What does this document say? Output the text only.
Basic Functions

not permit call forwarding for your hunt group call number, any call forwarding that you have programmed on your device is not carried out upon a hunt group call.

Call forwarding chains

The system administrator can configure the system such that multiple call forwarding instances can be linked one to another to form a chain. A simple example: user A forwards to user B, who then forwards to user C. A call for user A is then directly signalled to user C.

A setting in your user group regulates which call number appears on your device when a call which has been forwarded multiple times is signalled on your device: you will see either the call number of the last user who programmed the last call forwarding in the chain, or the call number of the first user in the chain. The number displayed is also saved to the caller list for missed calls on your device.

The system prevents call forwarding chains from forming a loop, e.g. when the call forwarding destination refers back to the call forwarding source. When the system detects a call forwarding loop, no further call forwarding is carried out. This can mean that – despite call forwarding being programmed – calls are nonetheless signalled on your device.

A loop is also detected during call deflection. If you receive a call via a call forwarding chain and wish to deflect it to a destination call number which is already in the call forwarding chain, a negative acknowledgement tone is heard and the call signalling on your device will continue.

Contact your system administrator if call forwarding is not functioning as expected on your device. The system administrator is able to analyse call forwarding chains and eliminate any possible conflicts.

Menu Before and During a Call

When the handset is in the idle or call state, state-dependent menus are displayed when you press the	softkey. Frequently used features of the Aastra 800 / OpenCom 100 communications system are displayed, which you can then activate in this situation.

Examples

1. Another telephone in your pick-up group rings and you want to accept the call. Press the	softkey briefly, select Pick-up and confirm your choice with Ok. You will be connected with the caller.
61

### Given request
Print the complete listing again, exactly as it stands.

### Output below
What does this document say? Output the text only.
Basic Functions

not permit call forwarding for your hunt group call number, any call forwarding that you have programmed on your device is not carried out upon a hunt group call.

Call forwarding chains

The system administrator can configure the system such that multiple call forwarding instances can be linked one to another to form a chain. A simple example: user A forwards to user B, who then forwards to user C. A call for user A is then directly signalled to user C.

A setting in your user group regulates which call number appears on your device when a call which has been forwarded multiple times is signalled on your device: you will see either the call number of the last user who programmed the last call forwarding in the chain, or the call number of the first user in the chain. The number displayed is also saved to the caller list for missed calls on your device.

The system prevents call forwarding chains from forming a loop, e.g. when the call forwarding destination refers back to the call forwarding source. When the system detects a call forwarding loop, no further call forwarding is carried out. This can mean that – despite call forwarding being programmed – calls are nonetheless signalled on your device.

A loop is also detected during call deflection. If you receive a call via a call forwarding chain and wish to deflect it to a destination call number which is already in the call forwarding chain, a negative acknowledgement tone is heard and the call signalling on your device will continue.

Contact your system administrator if call forwarding is not functioning as expected on your device. The system administrator is able to analyse call forwarding chains and eliminate any possible conflicts.

Menu Before and During a Call

When the handset is in the idle or call state, state-dependent menus are displayed when you press the	softkey. Frequently used features of the Aastra 800 / OpenCom 100 communications system are displayed, which you can then activate in this situation.

Examples

1. Another telephone in your pick-up group rings and you want to accept the call. Press the	softkey briefly, select Pick-up and confirm your choice with Ok. You will be connected with the caller.
61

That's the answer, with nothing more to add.